(Dataset excerpt)
————————

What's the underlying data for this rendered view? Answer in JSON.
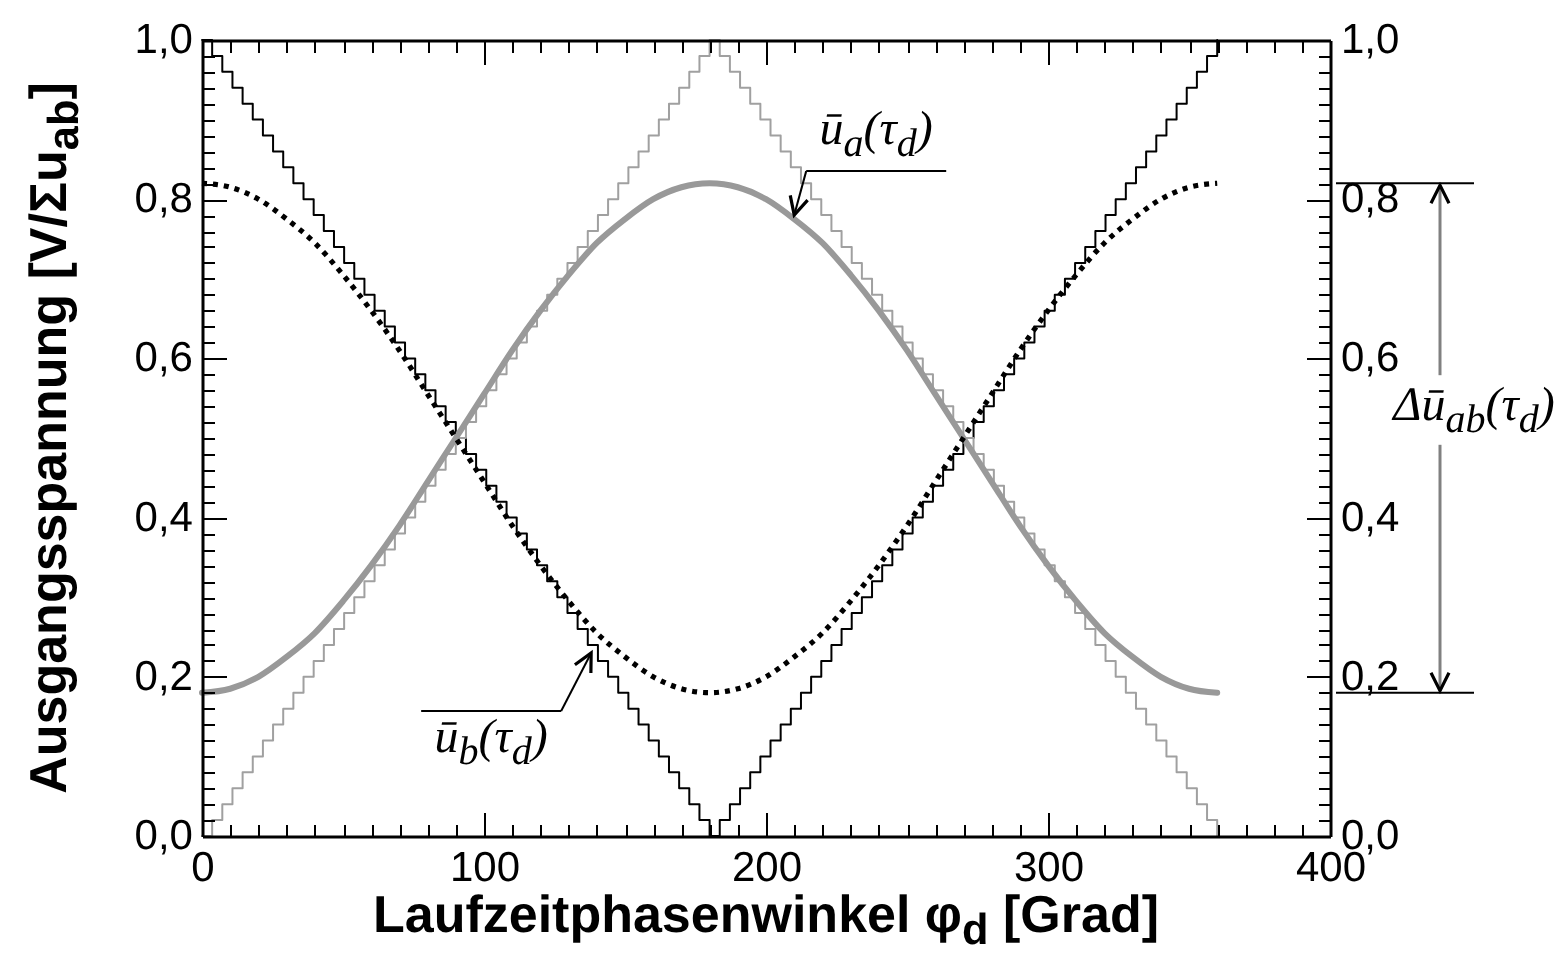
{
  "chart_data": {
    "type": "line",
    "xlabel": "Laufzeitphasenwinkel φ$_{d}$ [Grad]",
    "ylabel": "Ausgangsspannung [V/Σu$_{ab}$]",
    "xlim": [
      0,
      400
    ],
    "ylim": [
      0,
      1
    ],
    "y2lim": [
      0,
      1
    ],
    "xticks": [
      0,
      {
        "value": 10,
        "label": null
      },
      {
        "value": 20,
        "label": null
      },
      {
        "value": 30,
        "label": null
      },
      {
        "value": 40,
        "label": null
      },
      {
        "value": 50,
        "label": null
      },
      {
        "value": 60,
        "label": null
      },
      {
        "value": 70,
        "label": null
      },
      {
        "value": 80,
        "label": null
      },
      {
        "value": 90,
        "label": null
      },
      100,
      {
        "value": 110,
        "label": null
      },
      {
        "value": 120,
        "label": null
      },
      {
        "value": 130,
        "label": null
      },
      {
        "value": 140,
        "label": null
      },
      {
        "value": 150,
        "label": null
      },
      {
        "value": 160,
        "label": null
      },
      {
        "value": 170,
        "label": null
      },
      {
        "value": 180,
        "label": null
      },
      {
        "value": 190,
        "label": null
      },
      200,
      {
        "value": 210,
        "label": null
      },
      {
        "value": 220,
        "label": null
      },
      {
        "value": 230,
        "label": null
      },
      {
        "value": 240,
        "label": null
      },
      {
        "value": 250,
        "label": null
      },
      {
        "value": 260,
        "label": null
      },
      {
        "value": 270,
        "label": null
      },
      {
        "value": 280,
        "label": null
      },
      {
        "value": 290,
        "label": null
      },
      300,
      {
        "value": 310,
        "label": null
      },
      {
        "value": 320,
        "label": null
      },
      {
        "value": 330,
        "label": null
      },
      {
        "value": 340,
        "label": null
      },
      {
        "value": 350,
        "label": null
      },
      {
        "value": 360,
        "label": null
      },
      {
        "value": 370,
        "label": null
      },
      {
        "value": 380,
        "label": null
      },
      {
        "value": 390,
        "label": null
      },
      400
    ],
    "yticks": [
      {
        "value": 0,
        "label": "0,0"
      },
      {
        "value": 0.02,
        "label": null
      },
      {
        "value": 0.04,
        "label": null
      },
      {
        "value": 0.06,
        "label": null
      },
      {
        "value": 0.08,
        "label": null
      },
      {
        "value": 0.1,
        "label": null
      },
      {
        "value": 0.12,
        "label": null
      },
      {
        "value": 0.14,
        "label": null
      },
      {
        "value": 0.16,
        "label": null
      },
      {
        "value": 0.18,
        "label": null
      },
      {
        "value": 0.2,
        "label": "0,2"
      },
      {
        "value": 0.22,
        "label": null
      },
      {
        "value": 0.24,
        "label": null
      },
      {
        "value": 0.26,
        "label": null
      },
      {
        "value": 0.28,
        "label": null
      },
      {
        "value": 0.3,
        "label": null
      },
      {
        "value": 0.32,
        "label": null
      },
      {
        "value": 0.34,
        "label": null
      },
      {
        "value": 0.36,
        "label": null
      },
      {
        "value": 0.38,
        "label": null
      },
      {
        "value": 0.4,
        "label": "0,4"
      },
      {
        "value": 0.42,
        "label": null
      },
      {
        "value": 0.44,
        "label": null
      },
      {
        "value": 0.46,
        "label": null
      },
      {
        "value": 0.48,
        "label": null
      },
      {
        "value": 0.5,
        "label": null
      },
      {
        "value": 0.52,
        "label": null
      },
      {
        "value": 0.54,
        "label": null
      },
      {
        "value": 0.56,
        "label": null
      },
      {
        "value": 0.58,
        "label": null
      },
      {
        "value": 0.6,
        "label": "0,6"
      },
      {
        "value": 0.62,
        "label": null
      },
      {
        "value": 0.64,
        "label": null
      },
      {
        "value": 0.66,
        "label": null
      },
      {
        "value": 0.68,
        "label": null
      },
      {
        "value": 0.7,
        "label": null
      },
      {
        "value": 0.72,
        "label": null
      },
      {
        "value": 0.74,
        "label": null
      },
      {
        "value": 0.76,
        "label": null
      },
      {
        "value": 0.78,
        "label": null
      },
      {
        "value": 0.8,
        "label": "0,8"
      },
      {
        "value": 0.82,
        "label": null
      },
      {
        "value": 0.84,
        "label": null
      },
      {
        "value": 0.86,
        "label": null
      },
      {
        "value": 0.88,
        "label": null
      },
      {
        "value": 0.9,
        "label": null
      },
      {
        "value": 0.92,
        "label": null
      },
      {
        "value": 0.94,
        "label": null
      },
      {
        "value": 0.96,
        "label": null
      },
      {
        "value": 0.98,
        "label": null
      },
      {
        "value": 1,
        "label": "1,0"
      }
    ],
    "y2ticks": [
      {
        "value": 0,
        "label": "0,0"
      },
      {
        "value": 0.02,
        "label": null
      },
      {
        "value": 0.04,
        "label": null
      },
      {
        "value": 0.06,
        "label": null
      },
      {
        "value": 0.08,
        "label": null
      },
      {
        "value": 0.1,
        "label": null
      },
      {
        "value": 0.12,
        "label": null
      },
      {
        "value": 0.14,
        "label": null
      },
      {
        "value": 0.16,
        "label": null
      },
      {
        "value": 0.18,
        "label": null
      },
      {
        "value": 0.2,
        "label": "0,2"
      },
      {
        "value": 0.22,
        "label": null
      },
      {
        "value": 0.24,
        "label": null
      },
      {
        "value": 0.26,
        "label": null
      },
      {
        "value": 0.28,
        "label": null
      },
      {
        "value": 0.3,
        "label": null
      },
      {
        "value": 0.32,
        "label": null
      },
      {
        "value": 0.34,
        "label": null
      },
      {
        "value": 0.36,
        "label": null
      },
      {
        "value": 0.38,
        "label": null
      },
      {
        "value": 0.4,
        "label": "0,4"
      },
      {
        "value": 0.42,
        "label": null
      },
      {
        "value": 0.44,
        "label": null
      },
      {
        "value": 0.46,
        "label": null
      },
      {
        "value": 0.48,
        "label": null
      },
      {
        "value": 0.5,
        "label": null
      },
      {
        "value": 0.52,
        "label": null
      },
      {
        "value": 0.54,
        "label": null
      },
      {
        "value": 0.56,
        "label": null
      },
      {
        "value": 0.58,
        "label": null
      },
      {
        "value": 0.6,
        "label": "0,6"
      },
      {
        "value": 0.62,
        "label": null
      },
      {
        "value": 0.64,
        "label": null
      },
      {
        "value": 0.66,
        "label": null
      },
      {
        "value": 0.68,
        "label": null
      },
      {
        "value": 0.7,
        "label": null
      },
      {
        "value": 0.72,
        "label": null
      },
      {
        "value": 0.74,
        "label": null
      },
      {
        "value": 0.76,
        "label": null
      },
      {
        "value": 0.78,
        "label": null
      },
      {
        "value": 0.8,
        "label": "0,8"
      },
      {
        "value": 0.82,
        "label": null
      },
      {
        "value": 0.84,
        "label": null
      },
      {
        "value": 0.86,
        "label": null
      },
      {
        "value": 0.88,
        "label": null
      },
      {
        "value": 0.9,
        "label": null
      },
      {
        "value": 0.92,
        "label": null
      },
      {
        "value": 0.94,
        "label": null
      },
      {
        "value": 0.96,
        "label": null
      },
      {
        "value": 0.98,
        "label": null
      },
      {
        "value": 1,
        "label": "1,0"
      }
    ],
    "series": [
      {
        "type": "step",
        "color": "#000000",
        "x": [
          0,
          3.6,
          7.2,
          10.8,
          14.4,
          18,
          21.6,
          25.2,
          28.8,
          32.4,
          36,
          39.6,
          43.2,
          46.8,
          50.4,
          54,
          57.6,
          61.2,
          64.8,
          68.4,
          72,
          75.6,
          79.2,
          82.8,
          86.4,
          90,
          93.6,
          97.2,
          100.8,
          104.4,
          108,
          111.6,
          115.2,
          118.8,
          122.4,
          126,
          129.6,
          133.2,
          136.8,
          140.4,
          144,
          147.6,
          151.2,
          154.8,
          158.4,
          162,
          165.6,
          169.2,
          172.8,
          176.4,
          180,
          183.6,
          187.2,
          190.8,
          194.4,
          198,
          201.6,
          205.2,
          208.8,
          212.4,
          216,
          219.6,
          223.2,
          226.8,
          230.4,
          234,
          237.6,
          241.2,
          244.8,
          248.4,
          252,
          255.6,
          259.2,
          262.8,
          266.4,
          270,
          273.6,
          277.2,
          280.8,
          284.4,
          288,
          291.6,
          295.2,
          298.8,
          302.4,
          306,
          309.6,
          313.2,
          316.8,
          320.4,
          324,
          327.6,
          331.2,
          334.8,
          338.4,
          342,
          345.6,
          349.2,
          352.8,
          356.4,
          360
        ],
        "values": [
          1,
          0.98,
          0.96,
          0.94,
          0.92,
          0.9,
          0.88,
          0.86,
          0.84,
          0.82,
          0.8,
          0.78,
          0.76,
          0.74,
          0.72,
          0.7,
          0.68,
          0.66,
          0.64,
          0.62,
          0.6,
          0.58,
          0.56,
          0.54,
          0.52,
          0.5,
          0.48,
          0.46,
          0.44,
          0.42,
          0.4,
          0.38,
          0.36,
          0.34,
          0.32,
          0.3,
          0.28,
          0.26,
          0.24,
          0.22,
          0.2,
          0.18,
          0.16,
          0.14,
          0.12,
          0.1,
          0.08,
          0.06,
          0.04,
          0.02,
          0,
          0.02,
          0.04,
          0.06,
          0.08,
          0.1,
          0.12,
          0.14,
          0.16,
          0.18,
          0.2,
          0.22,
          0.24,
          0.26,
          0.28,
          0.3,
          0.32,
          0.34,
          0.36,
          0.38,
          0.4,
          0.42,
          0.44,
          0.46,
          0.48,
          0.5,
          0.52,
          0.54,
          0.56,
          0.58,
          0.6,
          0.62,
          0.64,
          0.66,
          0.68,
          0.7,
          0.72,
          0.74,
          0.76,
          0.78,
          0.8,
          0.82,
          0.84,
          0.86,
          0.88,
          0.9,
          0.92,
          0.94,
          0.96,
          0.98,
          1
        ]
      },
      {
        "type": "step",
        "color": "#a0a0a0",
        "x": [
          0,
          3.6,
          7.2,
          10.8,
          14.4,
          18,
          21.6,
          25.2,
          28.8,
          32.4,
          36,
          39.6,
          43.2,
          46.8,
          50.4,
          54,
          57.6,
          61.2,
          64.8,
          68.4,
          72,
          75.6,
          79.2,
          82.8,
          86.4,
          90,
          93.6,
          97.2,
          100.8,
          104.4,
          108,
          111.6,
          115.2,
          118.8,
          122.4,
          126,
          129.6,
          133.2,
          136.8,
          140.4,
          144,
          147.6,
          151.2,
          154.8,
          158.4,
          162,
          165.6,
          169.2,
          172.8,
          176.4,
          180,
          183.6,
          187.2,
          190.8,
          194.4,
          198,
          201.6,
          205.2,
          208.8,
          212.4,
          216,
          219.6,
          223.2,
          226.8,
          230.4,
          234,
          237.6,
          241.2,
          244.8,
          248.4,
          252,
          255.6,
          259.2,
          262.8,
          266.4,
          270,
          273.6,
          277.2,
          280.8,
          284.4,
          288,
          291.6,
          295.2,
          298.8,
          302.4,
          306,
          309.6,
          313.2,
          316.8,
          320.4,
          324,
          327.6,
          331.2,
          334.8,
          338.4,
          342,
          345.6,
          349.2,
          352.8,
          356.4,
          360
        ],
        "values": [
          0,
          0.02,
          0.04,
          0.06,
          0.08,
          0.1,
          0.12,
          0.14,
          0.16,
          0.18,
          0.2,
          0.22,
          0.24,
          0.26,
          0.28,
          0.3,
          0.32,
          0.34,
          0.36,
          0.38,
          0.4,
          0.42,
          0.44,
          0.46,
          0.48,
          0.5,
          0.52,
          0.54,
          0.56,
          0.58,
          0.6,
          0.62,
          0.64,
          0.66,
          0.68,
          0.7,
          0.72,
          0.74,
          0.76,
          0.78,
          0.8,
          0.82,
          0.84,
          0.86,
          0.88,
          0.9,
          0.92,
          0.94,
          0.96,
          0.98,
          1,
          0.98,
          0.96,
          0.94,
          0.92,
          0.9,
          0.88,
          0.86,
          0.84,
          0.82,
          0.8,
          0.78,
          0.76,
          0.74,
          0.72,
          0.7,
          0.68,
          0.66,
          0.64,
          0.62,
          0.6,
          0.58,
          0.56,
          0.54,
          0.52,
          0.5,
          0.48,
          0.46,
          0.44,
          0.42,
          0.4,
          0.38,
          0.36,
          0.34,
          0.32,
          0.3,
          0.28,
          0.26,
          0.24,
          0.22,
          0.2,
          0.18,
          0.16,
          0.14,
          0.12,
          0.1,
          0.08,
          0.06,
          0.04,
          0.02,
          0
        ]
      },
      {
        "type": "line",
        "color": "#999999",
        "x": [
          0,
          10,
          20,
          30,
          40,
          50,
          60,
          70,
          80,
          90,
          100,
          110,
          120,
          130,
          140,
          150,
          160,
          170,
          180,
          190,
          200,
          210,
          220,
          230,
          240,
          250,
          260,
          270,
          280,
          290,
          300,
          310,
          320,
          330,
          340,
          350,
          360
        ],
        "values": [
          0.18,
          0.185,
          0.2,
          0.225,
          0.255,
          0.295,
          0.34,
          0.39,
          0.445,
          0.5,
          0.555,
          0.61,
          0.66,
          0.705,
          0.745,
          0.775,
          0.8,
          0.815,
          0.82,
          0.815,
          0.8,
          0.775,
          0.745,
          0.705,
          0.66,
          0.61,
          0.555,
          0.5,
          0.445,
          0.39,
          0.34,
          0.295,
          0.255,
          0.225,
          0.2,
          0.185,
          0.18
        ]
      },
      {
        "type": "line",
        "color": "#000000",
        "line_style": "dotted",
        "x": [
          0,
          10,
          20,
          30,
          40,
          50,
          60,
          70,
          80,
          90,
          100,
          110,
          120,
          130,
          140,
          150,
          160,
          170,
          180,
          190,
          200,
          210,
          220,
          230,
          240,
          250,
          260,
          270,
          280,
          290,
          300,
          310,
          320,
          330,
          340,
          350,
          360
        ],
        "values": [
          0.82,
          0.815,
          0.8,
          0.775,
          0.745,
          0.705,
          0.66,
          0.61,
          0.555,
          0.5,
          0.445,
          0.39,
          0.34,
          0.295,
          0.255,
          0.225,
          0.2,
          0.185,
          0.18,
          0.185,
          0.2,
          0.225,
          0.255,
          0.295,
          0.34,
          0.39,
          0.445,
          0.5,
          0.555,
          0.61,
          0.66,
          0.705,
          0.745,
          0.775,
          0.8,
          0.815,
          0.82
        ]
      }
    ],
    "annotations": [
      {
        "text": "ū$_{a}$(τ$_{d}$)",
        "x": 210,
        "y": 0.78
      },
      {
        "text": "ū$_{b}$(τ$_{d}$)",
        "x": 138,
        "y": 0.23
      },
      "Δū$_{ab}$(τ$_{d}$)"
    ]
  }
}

————————

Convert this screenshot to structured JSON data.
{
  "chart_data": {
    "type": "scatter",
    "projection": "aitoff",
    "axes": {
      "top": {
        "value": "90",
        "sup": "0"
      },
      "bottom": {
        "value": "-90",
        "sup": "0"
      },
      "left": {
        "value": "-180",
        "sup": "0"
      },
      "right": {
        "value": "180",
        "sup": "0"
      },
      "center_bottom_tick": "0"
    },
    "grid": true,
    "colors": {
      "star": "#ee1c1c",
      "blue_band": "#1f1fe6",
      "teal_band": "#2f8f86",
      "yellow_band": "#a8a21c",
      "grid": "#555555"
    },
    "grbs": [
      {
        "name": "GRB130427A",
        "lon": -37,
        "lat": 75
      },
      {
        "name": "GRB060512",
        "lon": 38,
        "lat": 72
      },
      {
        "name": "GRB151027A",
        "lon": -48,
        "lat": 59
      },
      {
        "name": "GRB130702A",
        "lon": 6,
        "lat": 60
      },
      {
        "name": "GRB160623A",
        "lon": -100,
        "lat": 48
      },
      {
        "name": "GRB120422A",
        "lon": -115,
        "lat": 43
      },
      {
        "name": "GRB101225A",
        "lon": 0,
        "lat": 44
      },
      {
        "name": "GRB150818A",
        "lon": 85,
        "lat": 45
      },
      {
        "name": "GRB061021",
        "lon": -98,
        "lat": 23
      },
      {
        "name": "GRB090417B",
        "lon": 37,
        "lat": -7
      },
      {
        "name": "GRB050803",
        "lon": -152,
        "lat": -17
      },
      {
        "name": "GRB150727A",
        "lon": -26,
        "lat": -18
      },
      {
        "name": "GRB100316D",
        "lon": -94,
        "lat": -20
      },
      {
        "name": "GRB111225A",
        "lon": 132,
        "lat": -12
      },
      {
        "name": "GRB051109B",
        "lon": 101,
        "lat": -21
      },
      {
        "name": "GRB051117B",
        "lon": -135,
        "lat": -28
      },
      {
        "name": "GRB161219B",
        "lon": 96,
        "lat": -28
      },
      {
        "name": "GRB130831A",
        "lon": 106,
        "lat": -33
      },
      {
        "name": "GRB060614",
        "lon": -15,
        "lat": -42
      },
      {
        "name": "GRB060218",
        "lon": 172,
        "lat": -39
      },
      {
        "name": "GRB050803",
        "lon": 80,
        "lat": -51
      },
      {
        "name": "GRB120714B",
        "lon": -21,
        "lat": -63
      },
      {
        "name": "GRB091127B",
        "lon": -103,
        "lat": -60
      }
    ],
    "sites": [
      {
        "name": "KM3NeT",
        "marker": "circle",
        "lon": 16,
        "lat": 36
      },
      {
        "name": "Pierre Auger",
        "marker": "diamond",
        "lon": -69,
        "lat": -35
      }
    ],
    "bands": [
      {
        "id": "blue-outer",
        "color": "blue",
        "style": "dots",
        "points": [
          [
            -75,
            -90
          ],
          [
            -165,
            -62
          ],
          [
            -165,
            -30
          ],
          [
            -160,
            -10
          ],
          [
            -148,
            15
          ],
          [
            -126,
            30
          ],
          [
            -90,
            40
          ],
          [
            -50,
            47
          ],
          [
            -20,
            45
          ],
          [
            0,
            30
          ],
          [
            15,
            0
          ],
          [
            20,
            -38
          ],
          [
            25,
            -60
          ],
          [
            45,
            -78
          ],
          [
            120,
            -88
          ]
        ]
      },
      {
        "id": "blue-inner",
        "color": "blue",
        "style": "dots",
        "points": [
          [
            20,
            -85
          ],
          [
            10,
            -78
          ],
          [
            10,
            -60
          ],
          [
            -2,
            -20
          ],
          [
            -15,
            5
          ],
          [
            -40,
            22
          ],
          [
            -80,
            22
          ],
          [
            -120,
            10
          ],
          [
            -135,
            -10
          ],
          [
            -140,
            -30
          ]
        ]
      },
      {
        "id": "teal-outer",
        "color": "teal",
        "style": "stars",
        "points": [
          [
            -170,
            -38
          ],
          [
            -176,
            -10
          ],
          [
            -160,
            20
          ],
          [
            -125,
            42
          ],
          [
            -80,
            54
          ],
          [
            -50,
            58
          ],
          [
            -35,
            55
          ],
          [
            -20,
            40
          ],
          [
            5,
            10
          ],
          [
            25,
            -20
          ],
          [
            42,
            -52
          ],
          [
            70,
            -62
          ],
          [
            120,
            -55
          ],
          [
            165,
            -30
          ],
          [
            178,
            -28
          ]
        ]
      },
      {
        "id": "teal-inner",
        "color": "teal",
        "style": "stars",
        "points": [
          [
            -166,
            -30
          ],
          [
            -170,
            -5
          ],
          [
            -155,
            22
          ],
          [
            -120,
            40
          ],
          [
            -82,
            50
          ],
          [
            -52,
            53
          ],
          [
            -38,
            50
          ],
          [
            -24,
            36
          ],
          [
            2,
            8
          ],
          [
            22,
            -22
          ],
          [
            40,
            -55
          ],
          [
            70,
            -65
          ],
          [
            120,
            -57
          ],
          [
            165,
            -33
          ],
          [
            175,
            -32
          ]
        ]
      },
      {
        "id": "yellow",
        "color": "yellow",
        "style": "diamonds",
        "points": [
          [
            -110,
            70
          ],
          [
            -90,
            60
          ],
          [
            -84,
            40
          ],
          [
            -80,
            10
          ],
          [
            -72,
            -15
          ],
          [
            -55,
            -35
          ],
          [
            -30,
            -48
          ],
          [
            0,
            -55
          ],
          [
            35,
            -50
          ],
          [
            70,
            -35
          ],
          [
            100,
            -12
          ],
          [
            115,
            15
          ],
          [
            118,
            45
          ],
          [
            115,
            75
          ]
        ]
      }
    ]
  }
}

————————

Problem to solve
Scan the material and collect every line that contains "JSON".

Output for this task
What's the underlying data for this rendered view? Answer in JSON.
Convert this screenshot to structured JSON data.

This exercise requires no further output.